=== Problem to solve ===
Give the number of lines in the data that contain "Canoas", and nothing more.

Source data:
• • • • • • •
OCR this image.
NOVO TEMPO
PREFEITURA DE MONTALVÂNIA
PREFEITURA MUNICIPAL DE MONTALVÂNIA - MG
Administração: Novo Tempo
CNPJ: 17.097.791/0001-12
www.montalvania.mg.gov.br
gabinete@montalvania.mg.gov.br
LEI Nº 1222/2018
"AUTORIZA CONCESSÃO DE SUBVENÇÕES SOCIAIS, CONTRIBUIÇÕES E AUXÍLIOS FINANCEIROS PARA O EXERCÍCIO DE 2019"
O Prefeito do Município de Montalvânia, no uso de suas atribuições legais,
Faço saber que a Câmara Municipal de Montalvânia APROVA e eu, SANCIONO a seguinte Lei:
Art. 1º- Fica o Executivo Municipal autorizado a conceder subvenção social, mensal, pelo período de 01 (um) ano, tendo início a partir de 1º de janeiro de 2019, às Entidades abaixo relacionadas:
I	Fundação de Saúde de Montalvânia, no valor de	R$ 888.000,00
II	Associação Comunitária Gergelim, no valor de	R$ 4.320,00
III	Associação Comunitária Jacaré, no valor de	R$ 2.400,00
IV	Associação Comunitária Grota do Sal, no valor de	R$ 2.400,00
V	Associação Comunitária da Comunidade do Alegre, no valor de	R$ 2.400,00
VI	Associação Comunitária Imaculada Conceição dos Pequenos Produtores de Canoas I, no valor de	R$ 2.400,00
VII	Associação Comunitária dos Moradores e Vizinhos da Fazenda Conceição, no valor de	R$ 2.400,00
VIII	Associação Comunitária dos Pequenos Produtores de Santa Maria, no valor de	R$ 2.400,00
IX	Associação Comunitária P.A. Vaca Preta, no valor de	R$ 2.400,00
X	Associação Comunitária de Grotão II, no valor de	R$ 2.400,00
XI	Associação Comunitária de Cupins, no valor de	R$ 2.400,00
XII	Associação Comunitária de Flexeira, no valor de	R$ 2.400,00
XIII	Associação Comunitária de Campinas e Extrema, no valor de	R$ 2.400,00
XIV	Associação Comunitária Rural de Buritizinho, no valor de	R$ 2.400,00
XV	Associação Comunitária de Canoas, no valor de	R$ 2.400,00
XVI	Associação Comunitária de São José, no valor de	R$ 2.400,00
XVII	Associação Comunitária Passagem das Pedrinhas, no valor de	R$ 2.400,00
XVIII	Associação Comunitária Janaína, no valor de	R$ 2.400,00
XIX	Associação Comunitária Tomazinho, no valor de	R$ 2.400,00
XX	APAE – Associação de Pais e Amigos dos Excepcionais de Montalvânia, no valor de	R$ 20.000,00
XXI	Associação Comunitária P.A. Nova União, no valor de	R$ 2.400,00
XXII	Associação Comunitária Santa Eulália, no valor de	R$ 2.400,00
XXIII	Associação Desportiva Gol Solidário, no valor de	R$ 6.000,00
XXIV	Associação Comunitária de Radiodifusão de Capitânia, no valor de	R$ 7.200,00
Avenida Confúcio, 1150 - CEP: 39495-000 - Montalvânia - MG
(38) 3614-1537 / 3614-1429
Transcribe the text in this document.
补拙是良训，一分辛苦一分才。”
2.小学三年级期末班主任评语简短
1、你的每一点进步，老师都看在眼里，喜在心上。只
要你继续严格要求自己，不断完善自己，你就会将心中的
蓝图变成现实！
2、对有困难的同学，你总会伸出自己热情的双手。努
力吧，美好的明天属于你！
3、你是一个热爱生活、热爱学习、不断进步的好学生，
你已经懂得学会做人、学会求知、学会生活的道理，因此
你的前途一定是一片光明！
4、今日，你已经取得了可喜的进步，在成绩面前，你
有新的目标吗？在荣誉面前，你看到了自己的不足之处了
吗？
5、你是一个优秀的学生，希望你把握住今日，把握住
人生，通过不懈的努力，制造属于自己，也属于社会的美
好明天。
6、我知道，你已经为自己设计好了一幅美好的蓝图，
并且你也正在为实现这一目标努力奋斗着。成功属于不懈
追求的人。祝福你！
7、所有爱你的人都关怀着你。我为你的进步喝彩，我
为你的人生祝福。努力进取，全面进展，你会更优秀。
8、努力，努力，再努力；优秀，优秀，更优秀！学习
• • • • • • •
=== Answer in full ===
2